Data items:
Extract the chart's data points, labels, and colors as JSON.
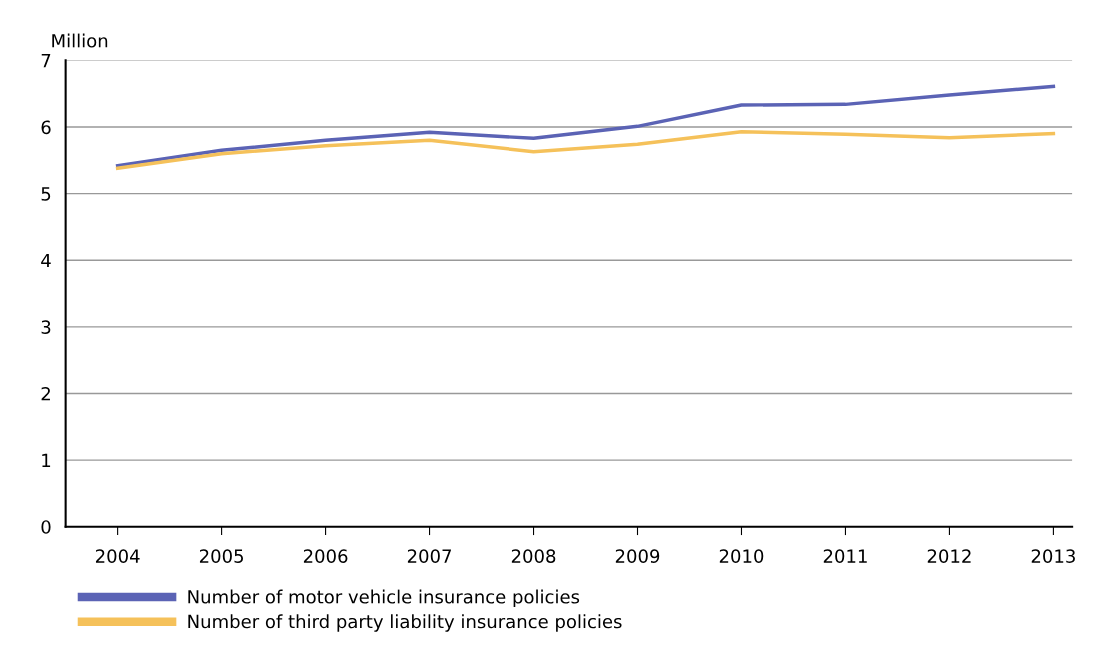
{
  "chart_data": {
    "type": "line",
    "ylabel": "Million",
    "categories": [
      "2004",
      "2005",
      "2006",
      "2007",
      "2008",
      "2009",
      "2010",
      "2011",
      "2012",
      "2013"
    ],
    "series": [
      {
        "name": "Number of motor vehicle insurance policies",
        "color": "#5b63b5",
        "values": [
          5.42,
          5.65,
          5.8,
          5.92,
          5.83,
          6.01,
          6.33,
          6.34,
          6.48,
          6.61
        ]
      },
      {
        "name": "Number of third party liability insurance policies",
        "color": "#f5c15a",
        "values": [
          5.38,
          5.6,
          5.72,
          5.8,
          5.63,
          5.74,
          5.93,
          5.89,
          5.84,
          5.9
        ]
      }
    ],
    "ylim": [
      0,
      7
    ],
    "yticks": [
      0,
      1,
      2,
      3,
      4,
      5,
      6,
      7
    ],
    "grid": "y",
    "legend": "bottom",
    "marker": "none",
    "line_style": "solid"
  }
}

Given exercise:
Write out the material above again, word for word, minus its pictures.

Response to this task:
Extract the chart's data points, labels, and colors as JSON.
{
  "chart_data": {
    "type": "line",
    "ylabel": "Million",
    "categories": [
      "2004",
      "2005",
      "2006",
      "2007",
      "2008",
      "2009",
      "2010",
      "2011",
      "2012",
      "2013"
    ],
    "series": [
      {
        "name": "Number of motor vehicle insurance policies",
        "color": "#5b63b5",
        "values": [
          5.42,
          5.65,
          5.8,
          5.92,
          5.83,
          6.01,
          6.33,
          6.34,
          6.48,
          6.61
        ]
      },
      {
        "name": "Number of third party liability insurance policies",
        "color": "#f5c15a",
        "values": [
          5.38,
          5.6,
          5.72,
          5.8,
          5.63,
          5.74,
          5.93,
          5.89,
          5.84,
          5.9
        ]
      }
    ],
    "ylim": [
      0,
      7
    ],
    "yticks": [
      0,
      1,
      2,
      3,
      4,
      5,
      6,
      7
    ],
    "grid": "y",
    "legend": "bottom",
    "marker": "none",
    "line_style": "solid"
  }
}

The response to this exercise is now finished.